Copy every line of the records below where the word "requirements" occurs.

******

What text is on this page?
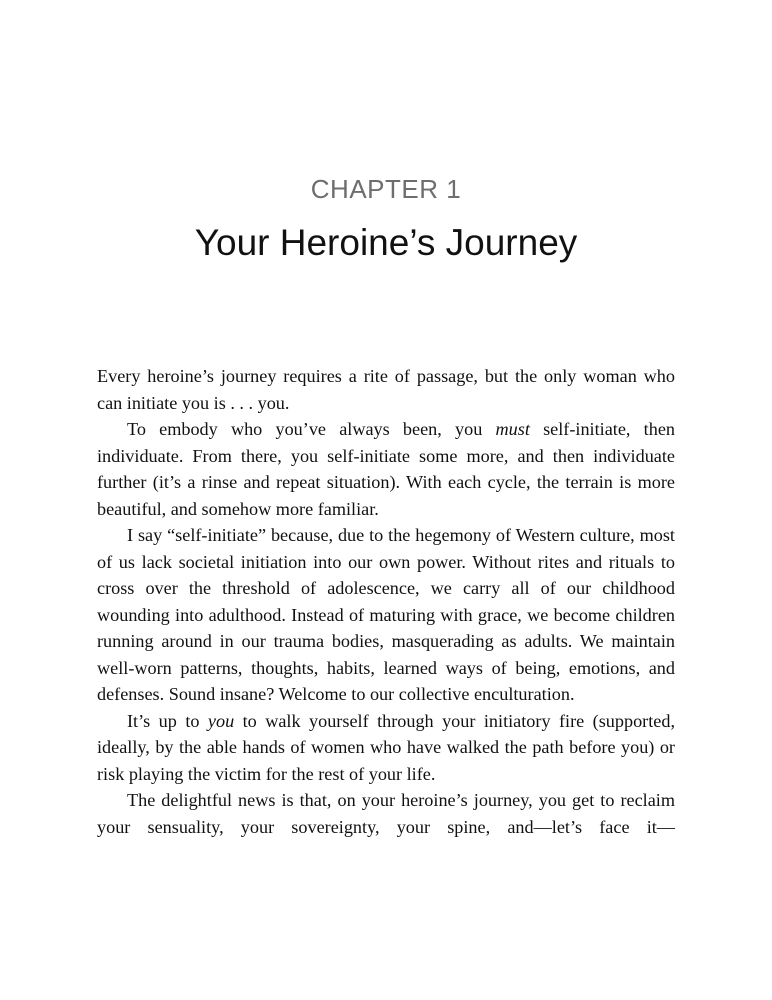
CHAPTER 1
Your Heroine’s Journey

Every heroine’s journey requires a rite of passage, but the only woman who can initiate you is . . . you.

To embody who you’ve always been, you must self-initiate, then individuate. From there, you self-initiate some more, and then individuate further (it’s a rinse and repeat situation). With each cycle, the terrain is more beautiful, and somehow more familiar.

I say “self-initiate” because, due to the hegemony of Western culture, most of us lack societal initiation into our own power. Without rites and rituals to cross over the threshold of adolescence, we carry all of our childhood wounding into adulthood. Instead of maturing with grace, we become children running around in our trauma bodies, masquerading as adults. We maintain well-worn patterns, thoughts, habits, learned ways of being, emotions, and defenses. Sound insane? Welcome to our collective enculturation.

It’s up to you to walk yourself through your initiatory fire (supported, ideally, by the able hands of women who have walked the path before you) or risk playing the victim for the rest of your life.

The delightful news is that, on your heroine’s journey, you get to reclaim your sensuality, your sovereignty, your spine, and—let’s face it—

******

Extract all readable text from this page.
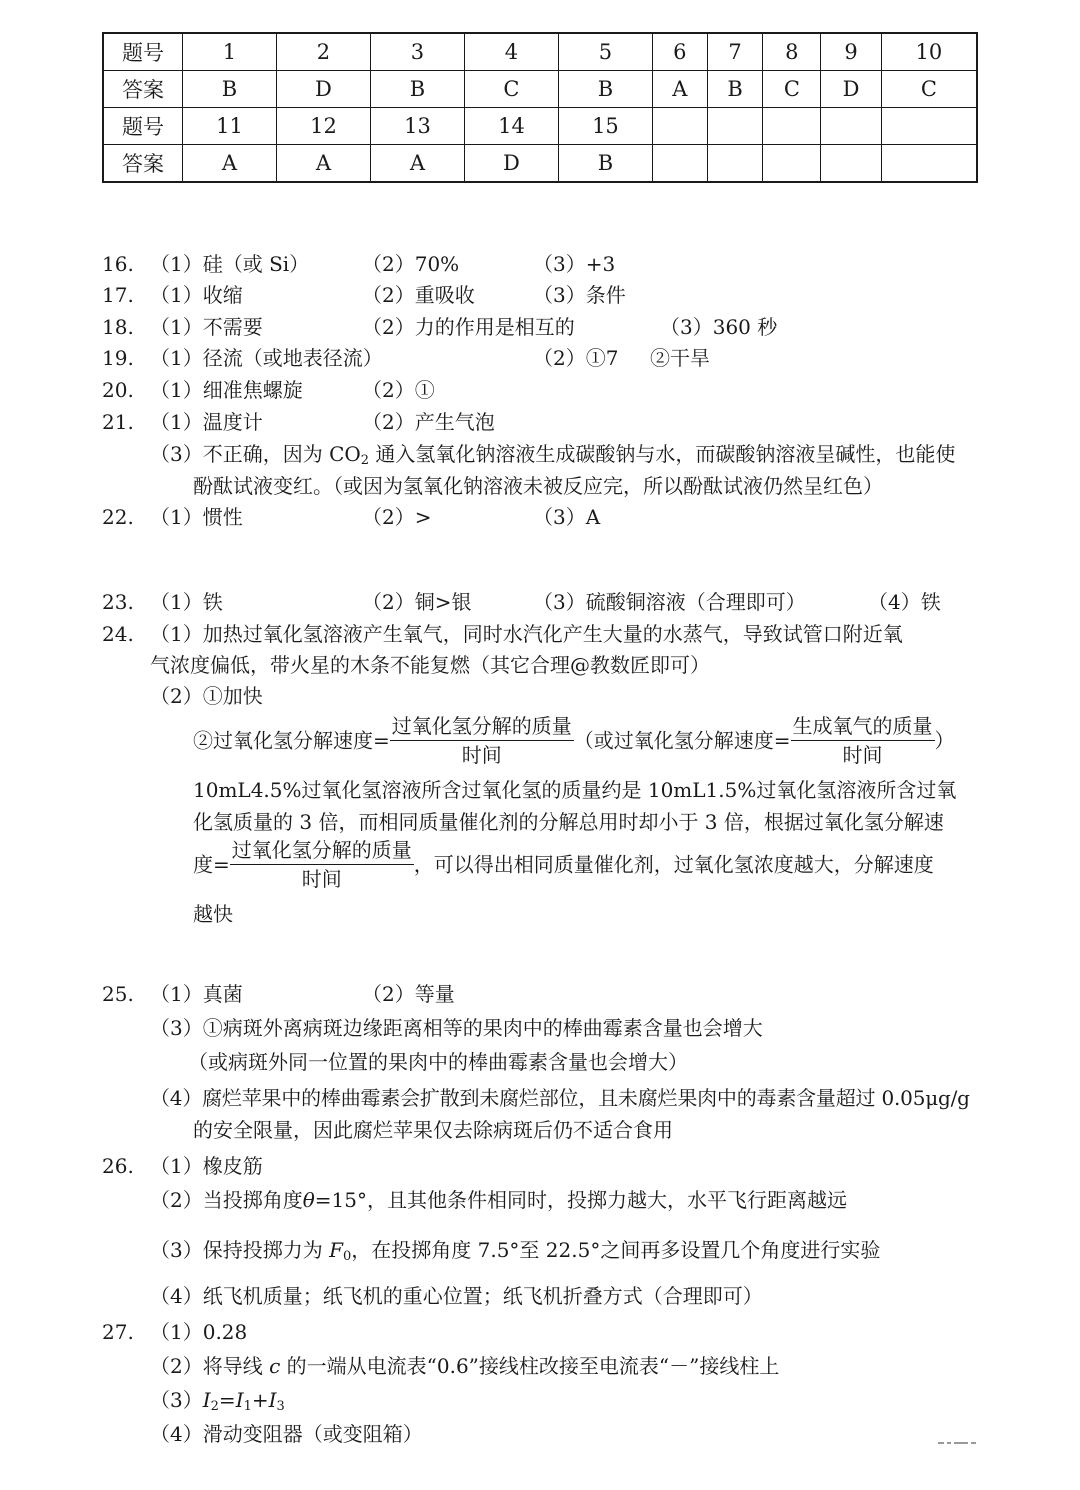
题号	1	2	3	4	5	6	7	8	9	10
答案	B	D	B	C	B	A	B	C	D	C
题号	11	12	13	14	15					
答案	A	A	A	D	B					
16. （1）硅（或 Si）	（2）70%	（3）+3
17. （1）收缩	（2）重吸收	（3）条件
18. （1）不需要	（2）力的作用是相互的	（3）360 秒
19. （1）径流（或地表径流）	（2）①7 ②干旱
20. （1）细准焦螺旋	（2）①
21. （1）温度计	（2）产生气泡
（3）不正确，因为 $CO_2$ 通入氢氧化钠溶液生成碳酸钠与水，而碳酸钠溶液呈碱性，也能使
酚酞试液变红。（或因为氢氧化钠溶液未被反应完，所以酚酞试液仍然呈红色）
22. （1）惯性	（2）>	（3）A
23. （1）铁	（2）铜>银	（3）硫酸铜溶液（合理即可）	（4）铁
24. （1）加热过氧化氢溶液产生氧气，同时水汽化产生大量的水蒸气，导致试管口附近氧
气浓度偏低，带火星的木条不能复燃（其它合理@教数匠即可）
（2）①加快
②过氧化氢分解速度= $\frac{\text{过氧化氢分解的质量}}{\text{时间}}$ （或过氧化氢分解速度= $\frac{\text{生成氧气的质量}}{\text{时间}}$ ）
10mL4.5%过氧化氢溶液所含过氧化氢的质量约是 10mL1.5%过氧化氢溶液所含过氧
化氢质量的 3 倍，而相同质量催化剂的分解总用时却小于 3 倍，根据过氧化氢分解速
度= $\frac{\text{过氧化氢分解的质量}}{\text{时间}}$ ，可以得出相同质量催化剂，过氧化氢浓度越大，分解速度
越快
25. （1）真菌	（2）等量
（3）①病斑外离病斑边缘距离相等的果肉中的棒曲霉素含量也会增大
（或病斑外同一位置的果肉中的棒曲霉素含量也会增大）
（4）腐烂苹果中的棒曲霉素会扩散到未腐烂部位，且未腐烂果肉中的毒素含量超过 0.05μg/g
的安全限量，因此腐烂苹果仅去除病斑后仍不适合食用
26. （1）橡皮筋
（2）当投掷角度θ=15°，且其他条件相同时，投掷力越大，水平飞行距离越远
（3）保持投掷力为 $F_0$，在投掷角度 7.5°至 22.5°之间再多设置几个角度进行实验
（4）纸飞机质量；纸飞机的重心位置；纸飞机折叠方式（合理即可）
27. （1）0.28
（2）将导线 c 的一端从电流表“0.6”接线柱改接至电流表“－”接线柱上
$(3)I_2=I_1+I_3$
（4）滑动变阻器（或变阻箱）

******

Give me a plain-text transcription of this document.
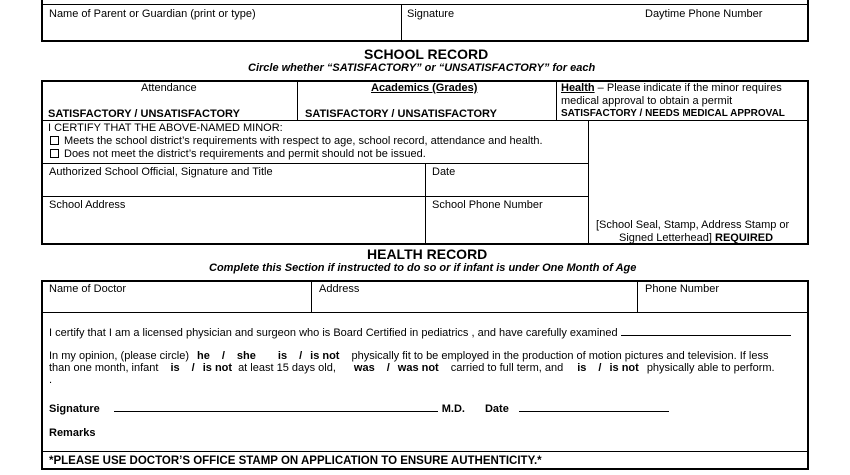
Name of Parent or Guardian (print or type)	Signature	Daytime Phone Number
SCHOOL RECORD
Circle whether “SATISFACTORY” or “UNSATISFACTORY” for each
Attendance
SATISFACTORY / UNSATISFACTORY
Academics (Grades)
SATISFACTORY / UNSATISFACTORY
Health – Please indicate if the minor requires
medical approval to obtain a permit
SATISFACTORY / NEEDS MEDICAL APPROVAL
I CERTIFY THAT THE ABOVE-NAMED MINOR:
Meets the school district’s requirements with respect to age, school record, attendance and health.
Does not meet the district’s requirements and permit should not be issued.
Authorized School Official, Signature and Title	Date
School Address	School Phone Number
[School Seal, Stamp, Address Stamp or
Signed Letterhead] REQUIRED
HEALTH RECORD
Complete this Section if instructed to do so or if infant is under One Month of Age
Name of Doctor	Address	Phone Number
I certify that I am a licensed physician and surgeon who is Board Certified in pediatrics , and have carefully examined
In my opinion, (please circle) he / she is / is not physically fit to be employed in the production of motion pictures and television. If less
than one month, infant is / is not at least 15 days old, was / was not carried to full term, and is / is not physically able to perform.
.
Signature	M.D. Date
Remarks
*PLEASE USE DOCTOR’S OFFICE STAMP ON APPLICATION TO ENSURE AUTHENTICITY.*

******

(The completed task):
Meets the school district’s requirements with respect to age, school record, attendance and health.
Does not meet the district’s requirements and permit should not be issued.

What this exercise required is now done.